Source data
● ● ● ●

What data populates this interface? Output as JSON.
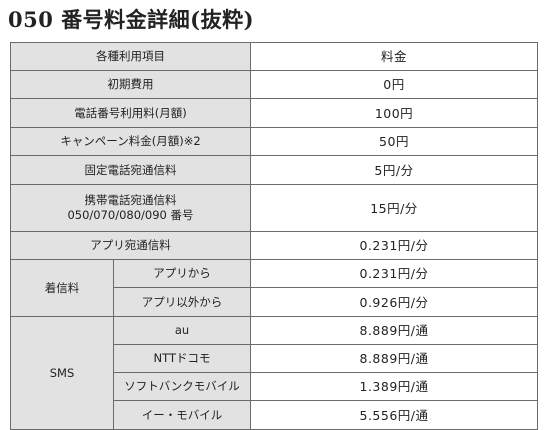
{
  "title": "050 番号料金詳細(抜粋)",
  "table": {
    "header": {
      "item": "各種利用項目",
      "fee": "料金"
    },
    "rows": [
      {
        "item": "初期費用",
        "fee": "0円"
      },
      {
        "item": "電話番号利用料(月額)",
        "fee": "100円"
      },
      {
        "item": "キャンペーン料金(月額)※2",
        "fee": "50円"
      },
      {
        "item": "固定電話宛通信料",
        "fee": "5円/分"
      },
      {
        "item_line1": "携帯電話宛通信料",
        "item_line2": "050/070/080/090 番号",
        "fee": "15円/分"
      },
      {
        "item": "アプリ宛通信料",
        "fee": "0.231円/分"
      }
    ],
    "incoming": {
      "label": "着信料",
      "rows": [
        {
          "item": "アプリから",
          "fee": "0.231円/分"
        },
        {
          "item": "アプリ以外から",
          "fee": "0.926円/分"
        }
      ]
    },
    "sms": {
      "label": "SMS",
      "rows": [
        {
          "item": "au",
          "fee": "8.889円/通"
        },
        {
          "item": "NTTドコモ",
          "fee": "8.889円/通"
        },
        {
          "item": "ソフトバンクモバイル",
          "fee": "1.389円/通"
        },
        {
          "item": "イー・モバイル",
          "fee": "5.556円/通"
        }
      ]
    }
  }
}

● ● ● ●

• Requirements
Set each line of the records down exactly, leaving every picture out.

• Solution for this problem
What data populates this interface? Output as JSON.
{
  "title": "050 番号料金詳細(抜粋)",
  "table": {
    "header": {
      "item": "各種利用項目",
      "fee": "料金"
    },
    "rows": [
      {
        "item": "初期費用",
        "fee": "0円"
      },
      {
        "item": "電話番号利用料(月額)",
        "fee": "100円"
      },
      {
        "item": "キャンペーン料金(月額)※2",
        "fee": "50円"
      },
      {
        "item": "固定電話宛通信料",
        "fee": "5円/分"
      },
      {
        "item_line1": "携帯電話宛通信料",
        "item_line2": "050/070/080/090 番号",
        "fee": "15円/分"
      },
      {
        "item": "アプリ宛通信料",
        "fee": "0.231円/分"
      }
    ],
    "incoming": {
      "label": "着信料",
      "rows": [
        {
          "item": "アプリから",
          "fee": "0.231円/分"
        },
        {
          "item": "アプリ以外から",
          "fee": "0.926円/分"
        }
      ]
    },
    "sms": {
      "label": "SMS",
      "rows": [
        {
          "item": "au",
          "fee": "8.889円/通"
        },
        {
          "item": "NTTドコモ",
          "fee": "8.889円/通"
        },
        {
          "item": "ソフトバンクモバイル",
          "fee": "1.389円/通"
        },
        {
          "item": "イー・モバイル",
          "fee": "5.556円/通"
        }
      ]
    }
  }
}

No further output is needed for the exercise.